• YOUR OBJECTIVE
Make an exact copy of the data below, leaving out every picture.

• EXCERPTED DATA

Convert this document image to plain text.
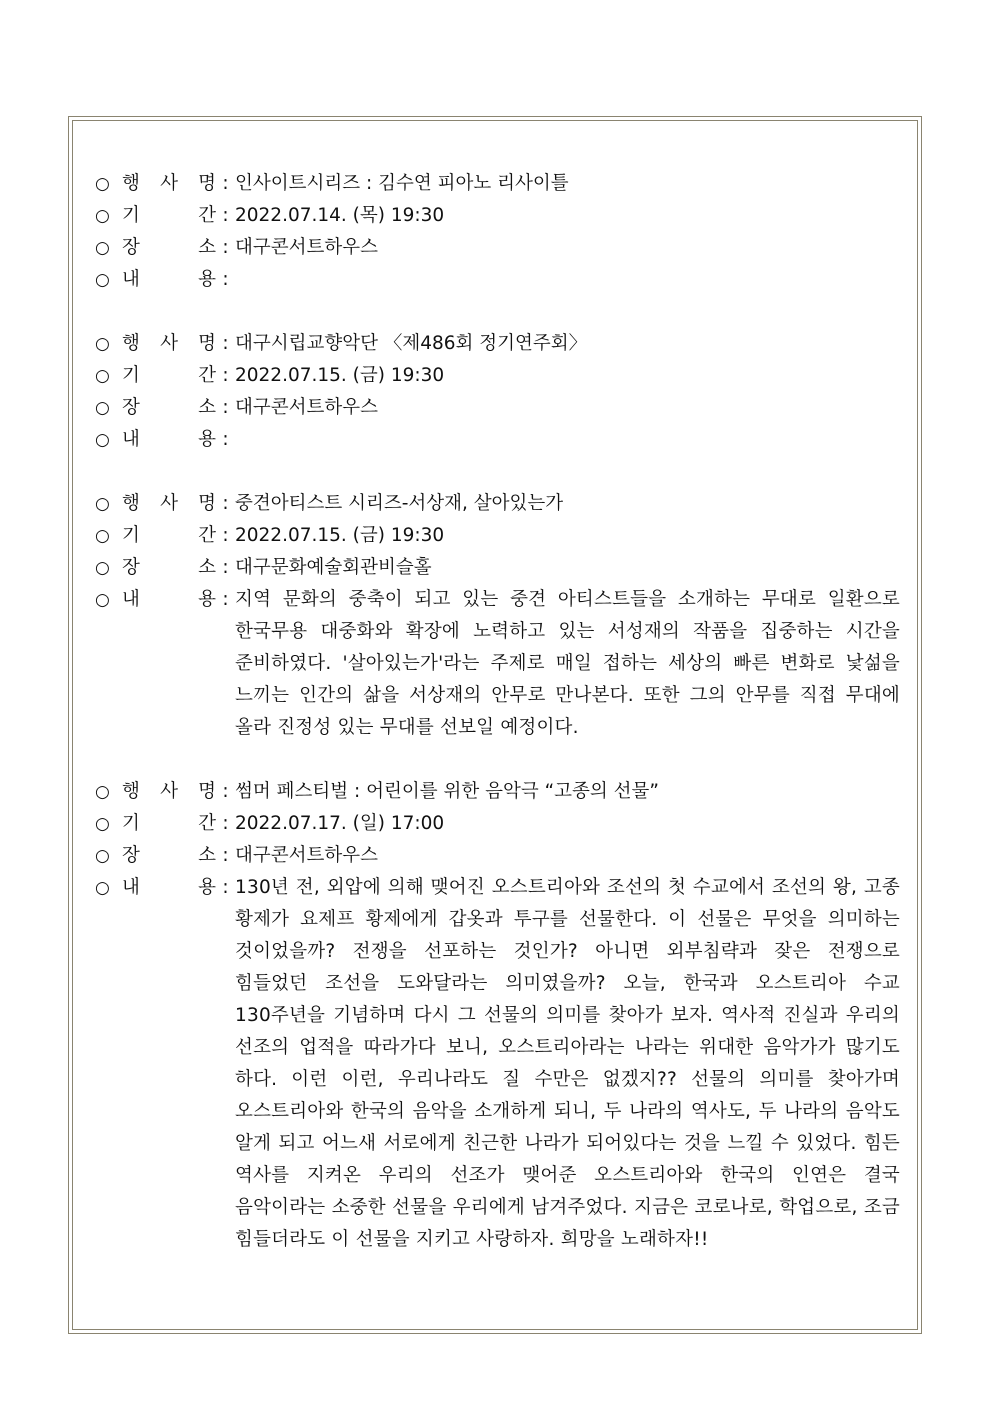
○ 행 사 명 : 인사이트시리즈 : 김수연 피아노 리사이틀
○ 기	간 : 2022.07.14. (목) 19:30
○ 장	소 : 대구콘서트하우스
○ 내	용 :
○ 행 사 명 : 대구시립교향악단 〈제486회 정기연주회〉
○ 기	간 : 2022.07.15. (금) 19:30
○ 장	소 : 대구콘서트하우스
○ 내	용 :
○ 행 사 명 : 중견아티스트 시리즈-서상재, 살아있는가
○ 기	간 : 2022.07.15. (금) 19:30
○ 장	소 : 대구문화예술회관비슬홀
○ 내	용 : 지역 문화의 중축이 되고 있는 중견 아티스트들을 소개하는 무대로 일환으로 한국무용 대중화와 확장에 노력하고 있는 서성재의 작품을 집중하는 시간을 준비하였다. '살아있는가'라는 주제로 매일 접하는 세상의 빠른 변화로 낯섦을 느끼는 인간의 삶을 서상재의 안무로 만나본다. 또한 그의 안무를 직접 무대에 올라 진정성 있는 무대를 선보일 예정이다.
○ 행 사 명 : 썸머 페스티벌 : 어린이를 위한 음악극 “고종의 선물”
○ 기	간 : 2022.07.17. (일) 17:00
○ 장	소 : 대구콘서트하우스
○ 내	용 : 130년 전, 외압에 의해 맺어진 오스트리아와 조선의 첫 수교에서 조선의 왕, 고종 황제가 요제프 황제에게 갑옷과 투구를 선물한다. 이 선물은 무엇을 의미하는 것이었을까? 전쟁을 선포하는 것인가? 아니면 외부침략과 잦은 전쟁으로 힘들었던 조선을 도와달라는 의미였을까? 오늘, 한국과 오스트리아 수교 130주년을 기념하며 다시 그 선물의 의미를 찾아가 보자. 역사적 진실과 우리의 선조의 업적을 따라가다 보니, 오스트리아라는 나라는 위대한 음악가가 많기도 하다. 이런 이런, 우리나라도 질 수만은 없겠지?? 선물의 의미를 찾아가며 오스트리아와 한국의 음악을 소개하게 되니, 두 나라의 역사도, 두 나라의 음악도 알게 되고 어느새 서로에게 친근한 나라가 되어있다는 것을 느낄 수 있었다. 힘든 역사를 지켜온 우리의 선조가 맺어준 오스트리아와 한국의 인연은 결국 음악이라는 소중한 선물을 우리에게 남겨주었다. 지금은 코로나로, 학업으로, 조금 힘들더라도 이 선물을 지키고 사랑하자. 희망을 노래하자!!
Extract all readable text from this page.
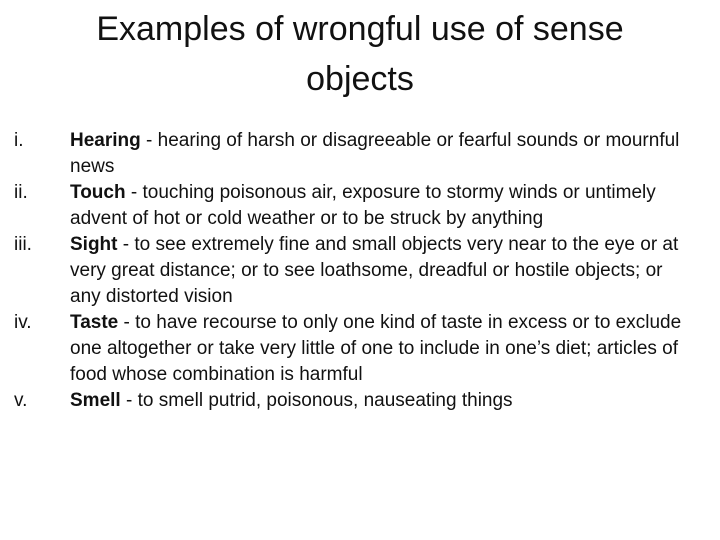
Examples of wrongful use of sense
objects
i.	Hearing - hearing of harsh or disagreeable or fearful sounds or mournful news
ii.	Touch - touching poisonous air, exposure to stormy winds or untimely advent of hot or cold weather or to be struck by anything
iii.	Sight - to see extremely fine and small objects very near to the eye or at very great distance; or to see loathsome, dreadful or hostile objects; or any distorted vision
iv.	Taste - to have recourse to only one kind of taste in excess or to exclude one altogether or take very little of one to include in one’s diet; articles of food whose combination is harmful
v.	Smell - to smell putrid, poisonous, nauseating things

• THE SOLUTION
Convert this document image to plain text.
○ 행 사 명 : 인사이트시리즈 : 김수연 피아노 리사이틀
○ 기	간 : 2022.07.14. (목) 19:30
○ 장	소 : 대구콘서트하우스
○ 내	용 :
○ 행 사 명 : 대구시립교향악단 〈제486회 정기연주회〉
○ 기	간 : 2022.07.15. (금) 19:30
○ 장	소 : 대구콘서트하우스
○ 내	용 :
○ 행 사 명 : 중견아티스트 시리즈-서상재, 살아있는가
○ 기	간 : 2022.07.15. (금) 19:30
○ 장	소 : 대구문화예술회관비슬홀
○ 내	용 : 지역 문화의 중축이 되고 있는 중견 아티스트들을 소개하는 무대로 일환으로 한국무용 대중화와 확장에 노력하고 있는 서성재의 작품을 집중하는 시간을 준비하였다. '살아있는가'라는 주제로 매일 접하는 세상의 빠른 변화로 낯섦을 느끼는 인간의 삶을 서상재의 안무로 만나본다. 또한 그의 안무를 직접 무대에 올라 진정성 있는 무대를 선보일 예정이다.
○ 행 사 명 : 썸머 페스티벌 : 어린이를 위한 음악극 “고종의 선물”
○ 기	간 : 2022.07.17. (일) 17:00
○ 장	소 : 대구콘서트하우스
○ 내	용 : 130년 전, 외압에 의해 맺어진 오스트리아와 조선의 첫 수교에서 조선의 왕, 고종 황제가 요제프 황제에게 갑옷과 투구를 선물한다. 이 선물은 무엇을 의미하는 것이었을까? 전쟁을 선포하는 것인가? 아니면 외부침략과 잦은 전쟁으로 힘들었던 조선을 도와달라는 의미였을까? 오늘, 한국과 오스트리아 수교 130주년을 기념하며 다시 그 선물의 의미를 찾아가 보자. 역사적 진실과 우리의 선조의 업적을 따라가다 보니, 오스트리아라는 나라는 위대한 음악가가 많기도 하다. 이런 이런, 우리나라도 질 수만은 없겠지?? 선물의 의미를 찾아가며 오스트리아와 한국의 음악을 소개하게 되니, 두 나라의 역사도, 두 나라의 음악도 알게 되고 어느새 서로에게 친근한 나라가 되어있다는 것을 느낄 수 있었다. 힘든 역사를 지켜온 우리의 선조가 맺어준 오스트리아와 한국의 인연은 결국 음악이라는 소중한 선물을 우리에게 남겨주었다. 지금은 코로나로, 학업으로, 조금 힘들더라도 이 선물을 지키고 사랑하자. 희망을 노래하자!!
Extract all readable text from this page.
Examples of wrongful use of sense
objects
i.	Hearing - hearing of harsh or disagreeable or fearful sounds or mournful news
ii.	Touch - touching poisonous air, exposure to stormy winds or untimely advent of hot or cold weather or to be struck by anything
iii.	Sight - to see extremely fine and small objects very near to the eye or at very great distance; or to see loathsome, dreadful or hostile objects; or any distorted vision
iv.	Taste - to have recourse to only one kind of taste in excess or to exclude one altogether or take very little of one to include in one’s diet; articles of food whose combination is harmful
v.	Smell - to smell putrid, poisonous, nauseating things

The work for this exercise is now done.